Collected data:
——

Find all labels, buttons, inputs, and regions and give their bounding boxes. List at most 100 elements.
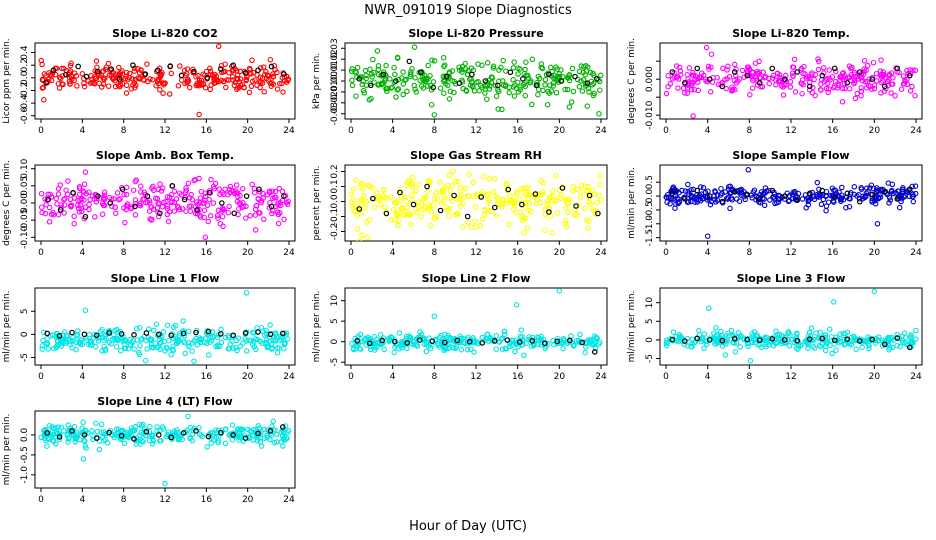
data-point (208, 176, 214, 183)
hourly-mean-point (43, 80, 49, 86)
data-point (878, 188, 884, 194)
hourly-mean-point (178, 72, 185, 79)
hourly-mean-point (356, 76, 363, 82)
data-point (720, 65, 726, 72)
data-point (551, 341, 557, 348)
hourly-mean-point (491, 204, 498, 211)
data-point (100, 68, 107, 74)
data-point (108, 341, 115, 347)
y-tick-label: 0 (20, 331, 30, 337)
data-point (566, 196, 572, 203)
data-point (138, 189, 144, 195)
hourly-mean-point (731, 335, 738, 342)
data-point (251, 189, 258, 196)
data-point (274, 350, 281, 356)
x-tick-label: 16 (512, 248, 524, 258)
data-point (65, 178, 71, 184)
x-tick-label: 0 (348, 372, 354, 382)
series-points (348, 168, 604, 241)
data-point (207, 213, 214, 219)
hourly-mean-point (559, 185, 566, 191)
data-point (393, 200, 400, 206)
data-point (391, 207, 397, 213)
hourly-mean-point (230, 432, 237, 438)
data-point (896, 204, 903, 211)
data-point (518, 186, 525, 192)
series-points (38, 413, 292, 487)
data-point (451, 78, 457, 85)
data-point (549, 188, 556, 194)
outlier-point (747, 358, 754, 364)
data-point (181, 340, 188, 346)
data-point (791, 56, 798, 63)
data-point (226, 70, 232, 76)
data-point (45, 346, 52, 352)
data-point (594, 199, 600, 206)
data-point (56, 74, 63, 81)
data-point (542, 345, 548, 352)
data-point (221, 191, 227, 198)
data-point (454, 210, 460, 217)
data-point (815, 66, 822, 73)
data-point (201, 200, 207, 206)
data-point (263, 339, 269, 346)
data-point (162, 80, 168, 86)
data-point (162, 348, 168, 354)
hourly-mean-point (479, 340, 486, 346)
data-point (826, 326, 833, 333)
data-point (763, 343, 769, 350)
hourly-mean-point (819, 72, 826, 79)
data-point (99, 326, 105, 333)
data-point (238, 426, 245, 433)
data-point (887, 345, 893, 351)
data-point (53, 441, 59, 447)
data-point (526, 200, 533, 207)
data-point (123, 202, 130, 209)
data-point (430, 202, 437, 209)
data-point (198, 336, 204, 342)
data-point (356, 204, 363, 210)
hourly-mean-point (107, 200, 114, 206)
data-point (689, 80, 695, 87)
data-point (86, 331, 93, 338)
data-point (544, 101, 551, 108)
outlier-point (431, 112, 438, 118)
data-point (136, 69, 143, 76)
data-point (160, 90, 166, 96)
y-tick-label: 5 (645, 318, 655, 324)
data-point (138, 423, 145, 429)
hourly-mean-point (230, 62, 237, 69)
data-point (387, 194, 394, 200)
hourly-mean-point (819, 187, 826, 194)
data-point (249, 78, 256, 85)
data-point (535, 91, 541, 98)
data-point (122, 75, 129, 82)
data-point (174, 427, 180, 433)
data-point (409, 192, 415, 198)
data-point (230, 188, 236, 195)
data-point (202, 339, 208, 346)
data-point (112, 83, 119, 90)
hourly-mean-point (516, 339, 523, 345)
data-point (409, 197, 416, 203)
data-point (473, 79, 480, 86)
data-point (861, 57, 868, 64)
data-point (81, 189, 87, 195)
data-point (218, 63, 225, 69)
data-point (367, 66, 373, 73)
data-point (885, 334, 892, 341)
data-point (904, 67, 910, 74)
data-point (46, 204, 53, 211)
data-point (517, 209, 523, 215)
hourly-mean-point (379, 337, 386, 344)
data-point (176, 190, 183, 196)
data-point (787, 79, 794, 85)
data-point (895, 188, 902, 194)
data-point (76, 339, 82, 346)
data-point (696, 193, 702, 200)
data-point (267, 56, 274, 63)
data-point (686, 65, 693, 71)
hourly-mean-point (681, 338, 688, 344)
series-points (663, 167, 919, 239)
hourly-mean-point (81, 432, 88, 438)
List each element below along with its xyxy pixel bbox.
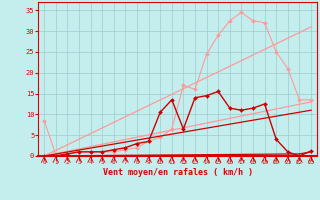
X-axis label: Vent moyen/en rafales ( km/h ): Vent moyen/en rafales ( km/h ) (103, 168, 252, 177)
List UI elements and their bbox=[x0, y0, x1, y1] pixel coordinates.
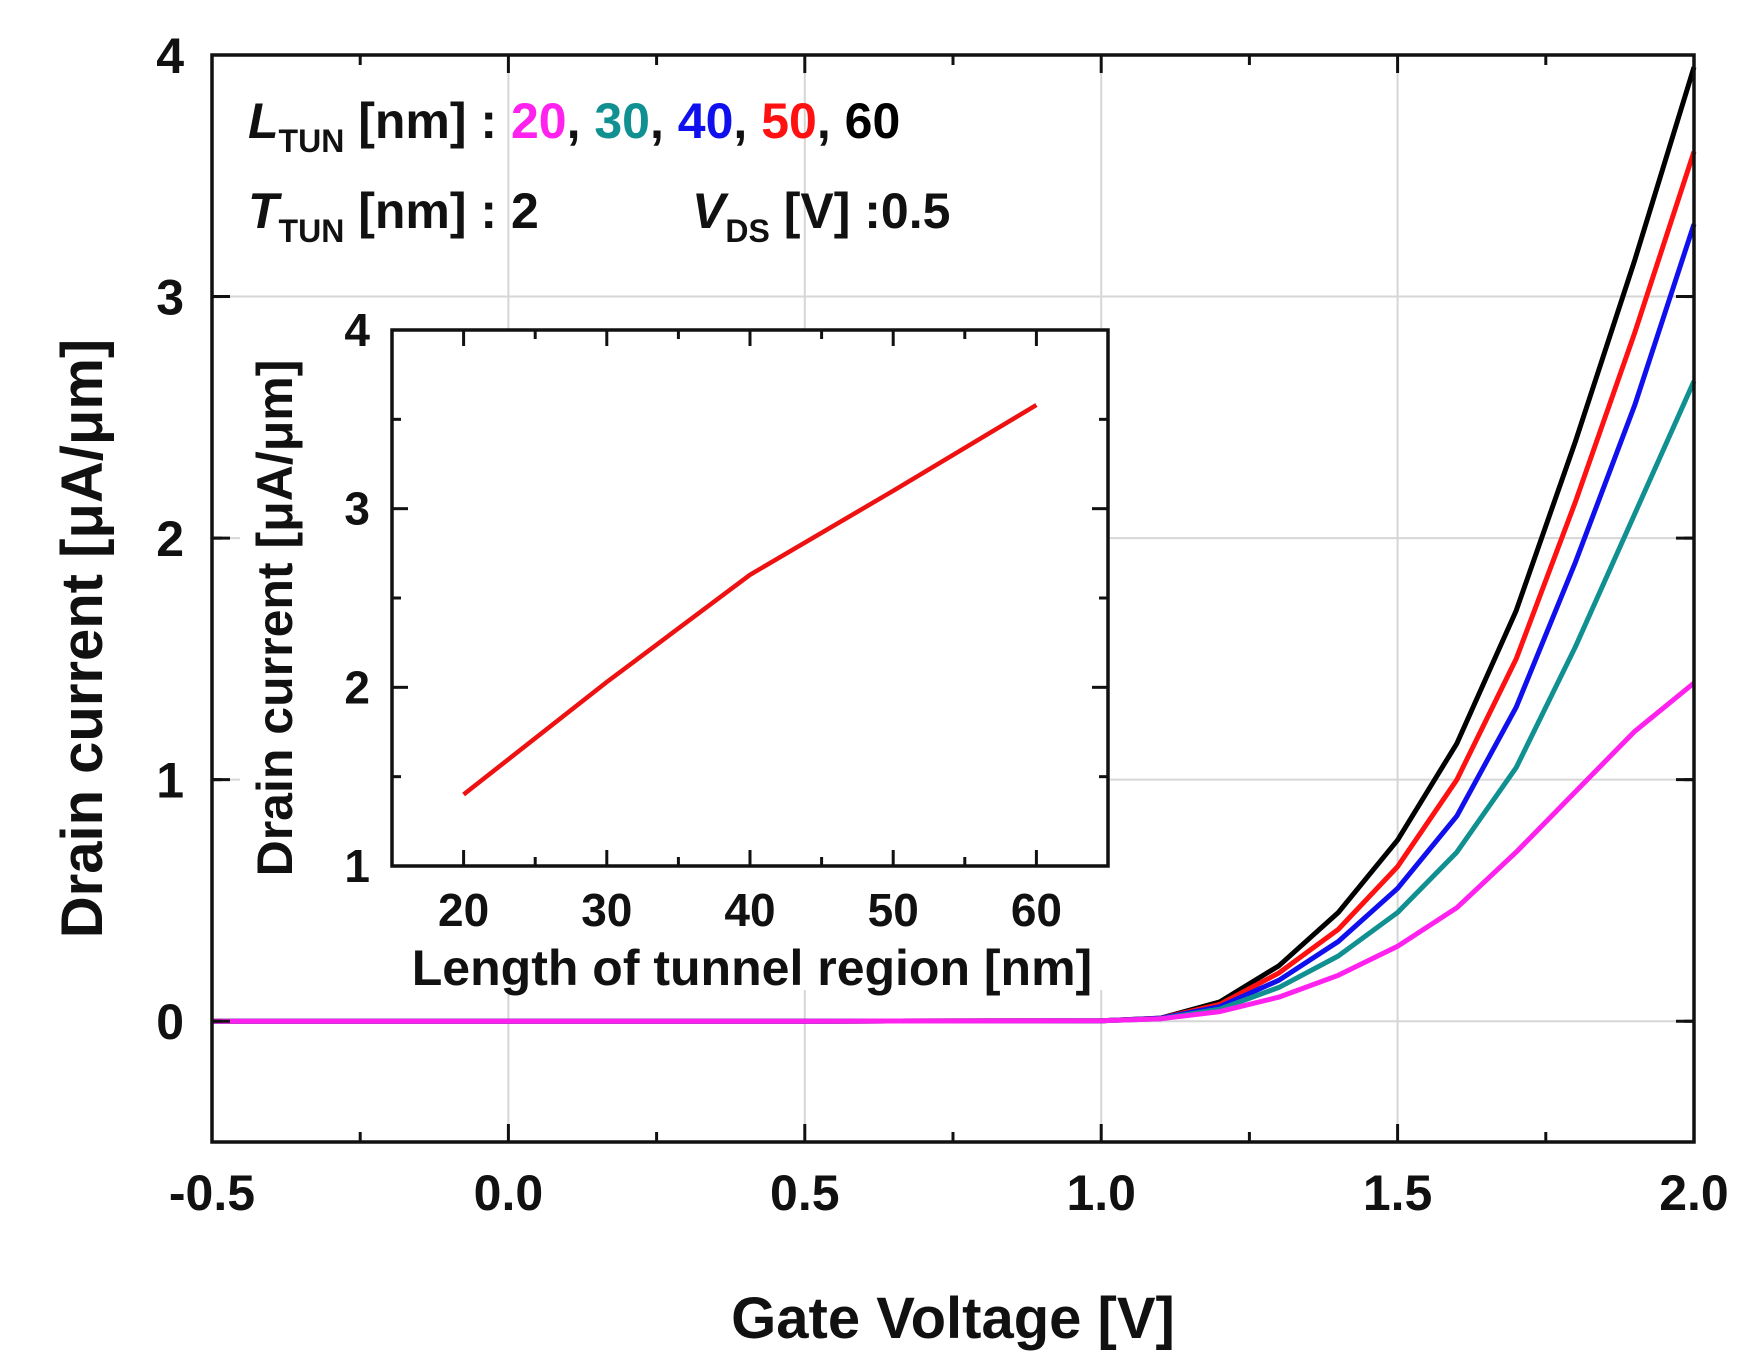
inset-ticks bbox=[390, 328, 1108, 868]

——

### Instructions to follow
Format the material's lines between the one holding "data-point (208, 176, 214, 183)" and the one holding "data-point (56, 74, 63, 81)", inclusive, as a Markdown table, with a running row number under No. and each line under Entry. Leave out any blank lines.

### Solution for this exercise
| No. | Entry |
|---|---|
| 1 | data-point (208, 176, 214, 183) |
| 2 | hourly-mean-point (43, 80, 49, 86) |
| 3 | data-point (878, 188, 884, 194) |
| 4 | hourly-mean-point (178, 72, 185, 79) |
| 5 | hourly-mean-point (356, 76, 363, 82) |
| 6 | data-point (720, 65, 726, 72) |
| 7 | data-point (551, 341, 557, 348) |
| 8 | hourly-mean-point (491, 204, 498, 211) |
| 9 | data-point (100, 68, 107, 74) |
| 10 | data-point (108, 341, 115, 347) |
| 11 | y-tick-label: 0 (20, 331, 30, 337) |
| 12 | data-point (566, 196, 572, 203) |
| 13 | data-point (138, 189, 144, 195) |
| 14 | hourly-mean-point (731, 335, 738, 342) |
| 15 | data-point (251, 189, 258, 196) |
| 16 | data-point (274, 350, 281, 356) |
| 17 | x-tick-label: 16 (512, 248, 524, 258) |
| 18 | data-point (65, 178, 71, 184) |
| 19 | x-tick-label: 0 (348, 372, 354, 382) |
| 20 | series-points (348, 168, 604, 241) |
| 21 | data-point (207, 213, 214, 219) |
| 22 | hourly-mean-point (559, 185, 566, 191) |
| 23 | data-point (393, 200, 400, 206) |
| 24 | data-point (391, 207, 397, 213) |
| 25 | hourly-mean-point (230, 432, 237, 438) |
| 26 | data-point (896, 204, 903, 211) |
| 27 | data-point (518, 186, 525, 192) |
| 28 | series-points (38, 413, 292, 487) |
| 29 | data-point (451, 78, 457, 85) |
| 30 | data-point (549, 188, 556, 194) |
| 31 | outlier-point (747, 358, 754, 364) |
| 32 | data-point (181, 340, 188, 346) |
| 33 | data-point (791, 56, 798, 63) |
| 34 | data-point (226, 70, 232, 76) |
| 35 | data-point (45, 346, 52, 352) |
| 36 | data-point (594, 199, 600, 206) |
| 37 | data-point (56, 74, 63, 81) |